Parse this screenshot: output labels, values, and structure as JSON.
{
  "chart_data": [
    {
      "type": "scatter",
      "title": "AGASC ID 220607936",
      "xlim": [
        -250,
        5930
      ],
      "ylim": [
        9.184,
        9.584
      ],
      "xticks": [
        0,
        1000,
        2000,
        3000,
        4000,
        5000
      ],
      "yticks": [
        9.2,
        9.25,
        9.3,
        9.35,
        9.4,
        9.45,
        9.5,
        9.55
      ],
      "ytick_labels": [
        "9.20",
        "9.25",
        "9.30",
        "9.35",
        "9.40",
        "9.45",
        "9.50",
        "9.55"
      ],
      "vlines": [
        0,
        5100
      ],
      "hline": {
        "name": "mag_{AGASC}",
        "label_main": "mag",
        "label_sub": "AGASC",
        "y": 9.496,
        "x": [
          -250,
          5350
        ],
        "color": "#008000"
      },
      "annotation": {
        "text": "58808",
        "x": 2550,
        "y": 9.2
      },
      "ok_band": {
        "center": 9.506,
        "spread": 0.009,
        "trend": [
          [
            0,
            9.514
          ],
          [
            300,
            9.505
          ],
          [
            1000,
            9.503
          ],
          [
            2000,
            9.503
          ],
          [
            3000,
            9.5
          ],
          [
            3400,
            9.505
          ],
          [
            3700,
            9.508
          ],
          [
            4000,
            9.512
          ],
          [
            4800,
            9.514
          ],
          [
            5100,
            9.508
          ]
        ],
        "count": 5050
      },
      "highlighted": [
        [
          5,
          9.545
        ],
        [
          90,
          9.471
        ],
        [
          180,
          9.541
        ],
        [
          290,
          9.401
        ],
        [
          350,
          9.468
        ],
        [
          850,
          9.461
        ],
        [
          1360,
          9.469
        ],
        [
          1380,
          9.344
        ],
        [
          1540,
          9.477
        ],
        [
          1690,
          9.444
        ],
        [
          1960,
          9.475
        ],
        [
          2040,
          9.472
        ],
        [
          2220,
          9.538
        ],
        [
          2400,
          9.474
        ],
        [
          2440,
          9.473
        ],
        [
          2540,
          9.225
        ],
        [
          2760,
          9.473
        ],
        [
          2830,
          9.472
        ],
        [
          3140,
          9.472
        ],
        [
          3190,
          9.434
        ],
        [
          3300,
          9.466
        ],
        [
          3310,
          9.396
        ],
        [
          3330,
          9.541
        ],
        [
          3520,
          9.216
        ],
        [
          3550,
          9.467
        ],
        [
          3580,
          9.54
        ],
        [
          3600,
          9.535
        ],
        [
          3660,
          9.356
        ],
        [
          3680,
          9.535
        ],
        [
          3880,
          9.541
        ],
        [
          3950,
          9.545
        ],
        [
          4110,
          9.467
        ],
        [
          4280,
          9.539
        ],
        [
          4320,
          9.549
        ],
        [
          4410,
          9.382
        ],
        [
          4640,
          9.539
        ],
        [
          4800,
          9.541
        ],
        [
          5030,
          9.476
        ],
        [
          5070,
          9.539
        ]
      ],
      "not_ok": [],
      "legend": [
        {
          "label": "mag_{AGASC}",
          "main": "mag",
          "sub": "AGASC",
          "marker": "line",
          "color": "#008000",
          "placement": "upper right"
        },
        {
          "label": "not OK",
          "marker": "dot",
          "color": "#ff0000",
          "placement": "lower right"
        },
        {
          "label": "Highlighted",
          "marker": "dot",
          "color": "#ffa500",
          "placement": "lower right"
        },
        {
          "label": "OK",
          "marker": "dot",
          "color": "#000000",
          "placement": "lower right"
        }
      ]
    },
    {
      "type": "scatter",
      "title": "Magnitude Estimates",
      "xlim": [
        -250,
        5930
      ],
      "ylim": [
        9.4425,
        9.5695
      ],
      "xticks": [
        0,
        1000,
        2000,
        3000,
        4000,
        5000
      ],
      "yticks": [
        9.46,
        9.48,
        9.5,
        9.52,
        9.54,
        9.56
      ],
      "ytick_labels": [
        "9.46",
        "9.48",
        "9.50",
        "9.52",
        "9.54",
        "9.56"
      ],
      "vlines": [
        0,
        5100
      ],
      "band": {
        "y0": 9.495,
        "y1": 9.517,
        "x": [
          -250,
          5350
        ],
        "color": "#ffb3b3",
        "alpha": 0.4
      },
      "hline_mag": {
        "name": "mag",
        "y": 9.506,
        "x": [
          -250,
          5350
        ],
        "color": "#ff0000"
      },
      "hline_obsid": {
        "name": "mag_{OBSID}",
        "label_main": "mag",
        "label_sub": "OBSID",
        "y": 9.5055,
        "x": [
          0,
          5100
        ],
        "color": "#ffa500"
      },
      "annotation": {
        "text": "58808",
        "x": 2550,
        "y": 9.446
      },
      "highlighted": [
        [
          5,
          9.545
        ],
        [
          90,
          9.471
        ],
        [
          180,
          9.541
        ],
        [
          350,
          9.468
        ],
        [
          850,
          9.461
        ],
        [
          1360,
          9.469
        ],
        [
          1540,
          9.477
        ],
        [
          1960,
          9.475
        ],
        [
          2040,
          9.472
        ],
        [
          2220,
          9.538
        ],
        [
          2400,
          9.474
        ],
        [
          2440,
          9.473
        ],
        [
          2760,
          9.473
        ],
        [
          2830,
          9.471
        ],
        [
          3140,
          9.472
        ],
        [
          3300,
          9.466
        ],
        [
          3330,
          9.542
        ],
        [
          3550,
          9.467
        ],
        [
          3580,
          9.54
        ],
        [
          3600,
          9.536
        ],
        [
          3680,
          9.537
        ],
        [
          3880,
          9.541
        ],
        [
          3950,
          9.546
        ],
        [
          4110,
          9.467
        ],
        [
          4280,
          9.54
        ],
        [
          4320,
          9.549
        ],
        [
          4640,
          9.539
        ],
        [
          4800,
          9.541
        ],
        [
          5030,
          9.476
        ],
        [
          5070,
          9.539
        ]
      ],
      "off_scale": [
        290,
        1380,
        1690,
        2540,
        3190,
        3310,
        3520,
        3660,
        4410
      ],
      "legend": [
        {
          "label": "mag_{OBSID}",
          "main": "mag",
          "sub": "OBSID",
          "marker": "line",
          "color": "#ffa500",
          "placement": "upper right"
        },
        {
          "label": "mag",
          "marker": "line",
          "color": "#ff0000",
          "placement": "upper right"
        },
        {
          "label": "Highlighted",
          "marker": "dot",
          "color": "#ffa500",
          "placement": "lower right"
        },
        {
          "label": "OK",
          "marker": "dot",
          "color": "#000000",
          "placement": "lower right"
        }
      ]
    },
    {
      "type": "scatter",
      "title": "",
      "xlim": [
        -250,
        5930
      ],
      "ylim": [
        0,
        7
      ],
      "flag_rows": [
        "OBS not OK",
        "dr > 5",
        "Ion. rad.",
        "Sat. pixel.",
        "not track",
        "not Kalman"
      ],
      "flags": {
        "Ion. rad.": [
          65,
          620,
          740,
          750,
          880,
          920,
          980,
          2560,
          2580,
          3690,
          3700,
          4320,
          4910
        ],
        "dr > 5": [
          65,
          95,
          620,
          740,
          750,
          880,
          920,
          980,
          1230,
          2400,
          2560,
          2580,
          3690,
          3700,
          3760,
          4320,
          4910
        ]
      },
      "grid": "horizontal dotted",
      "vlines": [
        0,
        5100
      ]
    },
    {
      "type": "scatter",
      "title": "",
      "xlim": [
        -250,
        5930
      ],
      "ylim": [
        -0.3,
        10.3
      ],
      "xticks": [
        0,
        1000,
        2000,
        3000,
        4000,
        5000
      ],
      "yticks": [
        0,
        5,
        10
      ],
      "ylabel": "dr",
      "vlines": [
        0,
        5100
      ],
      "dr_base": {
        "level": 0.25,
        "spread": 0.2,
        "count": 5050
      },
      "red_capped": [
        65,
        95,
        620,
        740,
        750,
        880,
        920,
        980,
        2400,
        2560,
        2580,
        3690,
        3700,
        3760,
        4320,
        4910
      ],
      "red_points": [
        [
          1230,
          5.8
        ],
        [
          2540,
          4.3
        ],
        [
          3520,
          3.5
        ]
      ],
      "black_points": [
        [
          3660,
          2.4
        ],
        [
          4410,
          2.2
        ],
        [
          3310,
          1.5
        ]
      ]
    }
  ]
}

* [Your objective]: Find the lines above that include the string "AGASC" and copy them.

* [Output of the task]:
      "title": "AGASC ID 220607936",
        "name": "mag_{AGASC}",
        "label_sub": "AGASC",
          "label": "mag_{AGASC}",
          "sub": "AGASC",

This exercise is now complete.